Below are some records. Say in a single number how many of their lines include the word "name".
──────── Material to process
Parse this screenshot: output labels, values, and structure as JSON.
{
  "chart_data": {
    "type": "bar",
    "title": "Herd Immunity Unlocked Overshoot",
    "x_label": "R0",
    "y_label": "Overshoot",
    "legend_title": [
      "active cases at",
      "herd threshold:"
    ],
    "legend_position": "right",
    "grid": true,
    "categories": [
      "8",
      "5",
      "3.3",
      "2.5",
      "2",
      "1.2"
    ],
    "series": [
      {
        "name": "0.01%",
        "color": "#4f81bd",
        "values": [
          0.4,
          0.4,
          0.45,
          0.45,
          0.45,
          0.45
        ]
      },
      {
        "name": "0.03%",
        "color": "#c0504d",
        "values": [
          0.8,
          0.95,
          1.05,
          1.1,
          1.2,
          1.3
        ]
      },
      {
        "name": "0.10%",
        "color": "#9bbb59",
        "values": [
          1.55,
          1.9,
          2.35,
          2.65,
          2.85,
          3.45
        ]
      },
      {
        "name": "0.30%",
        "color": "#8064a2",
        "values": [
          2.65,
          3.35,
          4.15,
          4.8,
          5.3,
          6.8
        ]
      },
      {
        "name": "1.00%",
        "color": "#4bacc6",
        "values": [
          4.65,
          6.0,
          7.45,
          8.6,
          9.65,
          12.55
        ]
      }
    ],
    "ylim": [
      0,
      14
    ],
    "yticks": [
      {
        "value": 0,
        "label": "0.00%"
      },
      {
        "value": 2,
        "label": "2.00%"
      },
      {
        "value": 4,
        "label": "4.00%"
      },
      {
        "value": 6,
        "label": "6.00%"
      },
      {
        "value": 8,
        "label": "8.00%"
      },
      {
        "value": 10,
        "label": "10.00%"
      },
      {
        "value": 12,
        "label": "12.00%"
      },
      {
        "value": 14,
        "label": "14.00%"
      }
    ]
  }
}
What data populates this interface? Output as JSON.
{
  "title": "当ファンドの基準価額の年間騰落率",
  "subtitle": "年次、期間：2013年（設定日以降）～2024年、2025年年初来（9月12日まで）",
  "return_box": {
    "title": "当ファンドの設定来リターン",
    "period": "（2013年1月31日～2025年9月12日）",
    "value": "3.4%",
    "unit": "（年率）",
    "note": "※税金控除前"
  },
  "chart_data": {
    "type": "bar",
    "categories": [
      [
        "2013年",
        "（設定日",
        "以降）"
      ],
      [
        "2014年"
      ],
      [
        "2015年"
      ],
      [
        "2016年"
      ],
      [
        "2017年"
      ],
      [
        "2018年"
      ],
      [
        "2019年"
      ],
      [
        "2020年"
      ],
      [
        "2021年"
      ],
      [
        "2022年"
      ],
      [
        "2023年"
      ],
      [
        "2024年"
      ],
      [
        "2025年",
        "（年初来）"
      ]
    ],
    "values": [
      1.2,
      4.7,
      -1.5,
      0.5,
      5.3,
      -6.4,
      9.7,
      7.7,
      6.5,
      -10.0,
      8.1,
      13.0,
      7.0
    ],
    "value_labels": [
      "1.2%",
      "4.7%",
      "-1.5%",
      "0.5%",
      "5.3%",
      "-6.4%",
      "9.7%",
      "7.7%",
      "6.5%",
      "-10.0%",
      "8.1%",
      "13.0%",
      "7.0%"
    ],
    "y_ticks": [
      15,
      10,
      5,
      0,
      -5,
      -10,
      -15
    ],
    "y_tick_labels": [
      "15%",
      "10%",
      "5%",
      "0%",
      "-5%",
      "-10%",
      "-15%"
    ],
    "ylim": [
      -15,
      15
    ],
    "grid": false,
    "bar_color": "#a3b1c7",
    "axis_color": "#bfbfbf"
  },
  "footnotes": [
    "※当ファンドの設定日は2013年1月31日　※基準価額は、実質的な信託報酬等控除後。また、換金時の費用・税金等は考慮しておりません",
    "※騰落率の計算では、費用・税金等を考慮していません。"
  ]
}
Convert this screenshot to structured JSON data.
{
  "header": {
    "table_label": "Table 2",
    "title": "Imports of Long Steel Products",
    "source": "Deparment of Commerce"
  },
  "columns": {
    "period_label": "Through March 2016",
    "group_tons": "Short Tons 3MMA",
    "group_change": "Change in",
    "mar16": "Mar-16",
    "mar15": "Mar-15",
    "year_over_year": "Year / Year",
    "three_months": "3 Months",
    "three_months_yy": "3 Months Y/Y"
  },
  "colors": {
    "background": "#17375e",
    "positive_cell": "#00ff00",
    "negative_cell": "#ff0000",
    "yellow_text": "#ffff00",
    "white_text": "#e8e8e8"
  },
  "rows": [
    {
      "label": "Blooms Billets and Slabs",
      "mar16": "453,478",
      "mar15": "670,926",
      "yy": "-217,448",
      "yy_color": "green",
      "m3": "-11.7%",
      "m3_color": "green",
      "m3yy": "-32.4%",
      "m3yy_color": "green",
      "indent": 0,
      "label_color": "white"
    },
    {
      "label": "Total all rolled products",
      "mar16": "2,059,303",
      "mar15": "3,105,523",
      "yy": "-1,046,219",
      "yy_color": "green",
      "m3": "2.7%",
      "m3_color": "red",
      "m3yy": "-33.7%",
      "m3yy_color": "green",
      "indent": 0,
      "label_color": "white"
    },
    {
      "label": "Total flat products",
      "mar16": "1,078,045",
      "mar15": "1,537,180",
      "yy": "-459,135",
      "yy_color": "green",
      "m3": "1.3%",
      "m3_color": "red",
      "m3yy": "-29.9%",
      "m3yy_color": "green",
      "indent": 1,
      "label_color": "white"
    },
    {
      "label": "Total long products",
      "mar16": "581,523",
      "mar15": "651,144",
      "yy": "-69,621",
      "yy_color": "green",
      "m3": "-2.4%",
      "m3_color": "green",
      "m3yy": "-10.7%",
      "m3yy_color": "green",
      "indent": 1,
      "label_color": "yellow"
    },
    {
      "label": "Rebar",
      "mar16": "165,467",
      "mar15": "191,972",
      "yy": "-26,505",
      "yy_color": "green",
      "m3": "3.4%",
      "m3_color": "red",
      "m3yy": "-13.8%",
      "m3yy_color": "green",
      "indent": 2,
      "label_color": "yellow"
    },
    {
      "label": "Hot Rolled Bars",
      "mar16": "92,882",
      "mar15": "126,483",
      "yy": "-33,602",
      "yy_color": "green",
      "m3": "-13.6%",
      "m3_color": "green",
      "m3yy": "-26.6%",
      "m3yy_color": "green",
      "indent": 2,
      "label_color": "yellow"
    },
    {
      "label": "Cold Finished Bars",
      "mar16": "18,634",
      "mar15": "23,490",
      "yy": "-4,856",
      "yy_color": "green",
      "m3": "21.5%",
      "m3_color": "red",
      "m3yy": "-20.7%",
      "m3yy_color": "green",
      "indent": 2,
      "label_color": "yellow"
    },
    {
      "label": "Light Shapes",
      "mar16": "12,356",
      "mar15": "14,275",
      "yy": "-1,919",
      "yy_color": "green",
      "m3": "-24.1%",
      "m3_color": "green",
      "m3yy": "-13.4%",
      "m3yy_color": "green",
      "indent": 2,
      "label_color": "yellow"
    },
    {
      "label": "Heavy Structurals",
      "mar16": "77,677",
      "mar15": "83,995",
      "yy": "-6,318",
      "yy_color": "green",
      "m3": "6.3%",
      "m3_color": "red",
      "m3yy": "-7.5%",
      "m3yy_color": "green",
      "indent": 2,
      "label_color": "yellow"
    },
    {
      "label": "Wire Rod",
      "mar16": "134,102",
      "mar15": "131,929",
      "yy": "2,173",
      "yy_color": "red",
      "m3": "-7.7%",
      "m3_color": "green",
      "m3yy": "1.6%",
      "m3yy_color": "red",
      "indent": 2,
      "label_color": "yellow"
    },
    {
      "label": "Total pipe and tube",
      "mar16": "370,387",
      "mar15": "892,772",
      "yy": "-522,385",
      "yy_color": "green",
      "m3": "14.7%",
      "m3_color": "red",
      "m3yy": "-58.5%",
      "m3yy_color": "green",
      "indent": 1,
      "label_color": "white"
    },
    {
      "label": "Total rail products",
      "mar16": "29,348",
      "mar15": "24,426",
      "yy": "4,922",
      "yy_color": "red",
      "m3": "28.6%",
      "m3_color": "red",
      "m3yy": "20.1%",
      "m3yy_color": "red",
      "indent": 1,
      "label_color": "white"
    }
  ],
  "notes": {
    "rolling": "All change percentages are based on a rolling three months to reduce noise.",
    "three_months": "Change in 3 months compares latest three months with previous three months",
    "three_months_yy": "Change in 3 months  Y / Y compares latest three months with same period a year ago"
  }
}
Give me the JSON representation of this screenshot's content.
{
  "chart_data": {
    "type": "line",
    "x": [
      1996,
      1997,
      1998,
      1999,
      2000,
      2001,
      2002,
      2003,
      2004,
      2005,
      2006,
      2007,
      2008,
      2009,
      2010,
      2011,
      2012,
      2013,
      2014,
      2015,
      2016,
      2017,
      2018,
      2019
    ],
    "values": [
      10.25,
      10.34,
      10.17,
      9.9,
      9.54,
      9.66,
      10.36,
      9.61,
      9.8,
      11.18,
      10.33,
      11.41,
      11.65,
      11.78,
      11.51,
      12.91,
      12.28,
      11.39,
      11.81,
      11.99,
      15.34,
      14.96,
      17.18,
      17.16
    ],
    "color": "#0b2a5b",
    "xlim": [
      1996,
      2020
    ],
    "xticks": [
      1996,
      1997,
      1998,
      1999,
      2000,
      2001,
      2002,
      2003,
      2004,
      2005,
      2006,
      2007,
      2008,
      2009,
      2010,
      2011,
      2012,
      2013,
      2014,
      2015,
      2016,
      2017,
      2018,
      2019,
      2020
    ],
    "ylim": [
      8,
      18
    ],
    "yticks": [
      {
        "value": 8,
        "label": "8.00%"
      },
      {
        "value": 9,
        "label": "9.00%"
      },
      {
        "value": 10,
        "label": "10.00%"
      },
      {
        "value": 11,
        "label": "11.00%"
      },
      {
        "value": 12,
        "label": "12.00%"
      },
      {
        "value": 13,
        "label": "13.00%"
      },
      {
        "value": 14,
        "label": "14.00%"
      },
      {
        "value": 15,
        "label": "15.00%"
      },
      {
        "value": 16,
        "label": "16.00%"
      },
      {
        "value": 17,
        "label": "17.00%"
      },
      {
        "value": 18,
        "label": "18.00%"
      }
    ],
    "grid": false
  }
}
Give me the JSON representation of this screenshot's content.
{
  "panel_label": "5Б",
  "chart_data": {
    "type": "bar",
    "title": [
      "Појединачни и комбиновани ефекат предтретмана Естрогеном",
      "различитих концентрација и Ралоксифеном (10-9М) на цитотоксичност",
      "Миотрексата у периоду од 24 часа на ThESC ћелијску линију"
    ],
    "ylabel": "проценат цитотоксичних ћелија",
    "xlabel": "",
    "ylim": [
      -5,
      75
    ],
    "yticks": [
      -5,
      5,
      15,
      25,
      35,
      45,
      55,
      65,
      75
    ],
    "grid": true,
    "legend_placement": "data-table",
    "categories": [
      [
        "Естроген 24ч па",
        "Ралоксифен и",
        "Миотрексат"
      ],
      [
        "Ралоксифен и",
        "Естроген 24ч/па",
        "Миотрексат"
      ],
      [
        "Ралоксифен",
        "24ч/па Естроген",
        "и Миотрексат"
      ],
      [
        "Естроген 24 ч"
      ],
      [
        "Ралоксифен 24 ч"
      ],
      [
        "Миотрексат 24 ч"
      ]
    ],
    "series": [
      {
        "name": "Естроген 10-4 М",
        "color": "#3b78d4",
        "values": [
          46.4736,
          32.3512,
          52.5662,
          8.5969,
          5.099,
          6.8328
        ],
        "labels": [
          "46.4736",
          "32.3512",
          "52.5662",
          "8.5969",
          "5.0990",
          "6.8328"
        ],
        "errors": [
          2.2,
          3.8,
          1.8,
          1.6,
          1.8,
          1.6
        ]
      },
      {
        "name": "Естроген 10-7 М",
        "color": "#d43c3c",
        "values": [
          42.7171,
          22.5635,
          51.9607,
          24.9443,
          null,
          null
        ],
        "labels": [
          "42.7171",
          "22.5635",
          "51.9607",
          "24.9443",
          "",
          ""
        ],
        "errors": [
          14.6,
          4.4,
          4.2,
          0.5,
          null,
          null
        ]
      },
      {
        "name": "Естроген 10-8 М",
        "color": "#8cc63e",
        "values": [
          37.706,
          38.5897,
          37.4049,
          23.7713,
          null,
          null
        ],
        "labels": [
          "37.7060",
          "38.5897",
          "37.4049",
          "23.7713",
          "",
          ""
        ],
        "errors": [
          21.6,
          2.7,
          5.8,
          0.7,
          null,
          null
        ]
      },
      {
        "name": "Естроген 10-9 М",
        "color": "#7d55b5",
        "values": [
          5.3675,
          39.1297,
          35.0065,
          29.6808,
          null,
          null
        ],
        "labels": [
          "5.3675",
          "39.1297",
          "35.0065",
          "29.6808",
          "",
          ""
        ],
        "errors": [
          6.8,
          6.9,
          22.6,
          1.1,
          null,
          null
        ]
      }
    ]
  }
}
────────────────
The output
9